--- Start Provided text ---

Archive for the 'Facebook addiction' Category

5 comedy techniques that have stuck with me

January 28, 2011

Andrew Hicks

While on the phone with my dad the other night, we were talking about comedy and my history with comedy, and he asked me, “Well, what are some of the early types of humor you liked that still stick with you?” I was a little tired, a little brain dead, and my immediate answer was, “Uh… as a kid until now, I’ve always enjoyed silly stuff. But not all silly stuff. Some of it’s stupid silly, some of it’s intellectual silly, and there’s good and bad examples of each, which kinda makes it all more silly.”

I stopped right there, as I was making not a single lick of rational sense, but my dad’s question led me to think a little bit about which forms and methods of comedy I appreciated early on and still carry with me. So I wrote this:

5 COMEDY TECHNIQUES

THAT HAVE STUCK WITH ME

DEADPAN

At the age of 11, after seeing the 1989 Tim Burton movie, I became obsessed with all things Batman. The ’60s TV show, in particular. I took it rather seriously at first, but as I grew into my sense of humor throughout adolescence, I started to appreciate the deadpan genius of Adam West and a few of the veteran character actors on the show.

Neil Hamilton, who played Commissioner Gordon, was a master of finding the super-serious side of funny in the often-outlandish dialogue he was given and performances he was surrounded by. The man was a brilliant straight man, whether he realized it or not. The style and rhythm of his dialogue delivery influence me to this day.

Also, I fell hard for Airplane! at an impressionable age. I loved the combination of obvious, elementary-level jokes and straight-faced performances of Leslie Nielson, Peter Graves and Robert Stack. I recently learned that the studio balked at the casting of dramatic actors in those parts and wanted Chevy Chase, Dom Deluise and Bill Murray instead. Which would not have been nearly as sublimely silly.

 

INSIDE JOKES

This is more tried and true in real-life conversation for me than in written or performed comedy, but when I connect with someone on a comedic level, I relish developing and sustaining inside jokes with that person.

The magic of Facebook has allowed me to create and expand a central group of writers and comic thinkers, and we stumble on new inside jokes every day, lending a sense of inclusion and continuity to our humor.

--- End Provided text ---
--- Start Supplied material ---

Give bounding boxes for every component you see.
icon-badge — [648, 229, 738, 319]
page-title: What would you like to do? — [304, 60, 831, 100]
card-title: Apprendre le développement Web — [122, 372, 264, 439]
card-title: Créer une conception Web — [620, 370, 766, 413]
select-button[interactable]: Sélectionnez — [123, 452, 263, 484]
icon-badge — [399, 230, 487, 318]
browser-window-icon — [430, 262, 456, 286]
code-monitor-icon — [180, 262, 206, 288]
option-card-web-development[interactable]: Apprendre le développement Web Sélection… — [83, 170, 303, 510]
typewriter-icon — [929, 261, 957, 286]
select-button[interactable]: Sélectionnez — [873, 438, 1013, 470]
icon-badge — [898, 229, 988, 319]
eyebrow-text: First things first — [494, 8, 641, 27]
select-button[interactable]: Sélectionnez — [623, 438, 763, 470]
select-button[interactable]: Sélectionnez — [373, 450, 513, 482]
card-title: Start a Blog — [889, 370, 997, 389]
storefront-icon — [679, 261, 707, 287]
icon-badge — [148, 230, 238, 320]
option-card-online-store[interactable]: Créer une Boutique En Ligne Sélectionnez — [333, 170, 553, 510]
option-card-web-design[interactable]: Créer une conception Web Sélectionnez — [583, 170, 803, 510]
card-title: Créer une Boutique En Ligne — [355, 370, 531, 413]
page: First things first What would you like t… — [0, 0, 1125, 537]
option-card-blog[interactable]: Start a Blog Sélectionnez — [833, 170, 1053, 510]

--- End Supplied material ---

Requirements:
1 - Using the post on comedy techniques, decide whether each statement below agrees with it. Answer yes or no for each, and quote the deciding words.
(a) The writer became fixated on Batman at age 11 after watching the 1989 movie.
(b) Neil Hamilton played Batman in the '60s TV show.
(c) The writer says inside jokes work better in written or performed comedy than in real-life conversation.
2 - In the post on comedy techniques, which actors did the studio want for the Airplane! roles instead of dramatic actors?
3 - From the post on comedy techniques, pull out everything from "This is more" down to "with that person.".

Problem solutions:
1 -
(a) Yes: "At the age of 11, after seeing the 1989 Tim Burton movie, I became obsessed with all things Batman."
(b) No: "Neil Hamilton, who played Commissioner Gordon"
(c) No: "This is more tried and true in real-life conversation for me than in written or performed comedy"

2 - Chevy Chase, Dom Deluise and Bill Murray.

3 -
This is more tried and true in real-life conversation for me than in written or performed comedy, but when I connect with someone on a comedic level, I relish developing and sustaining inside jokes with that person.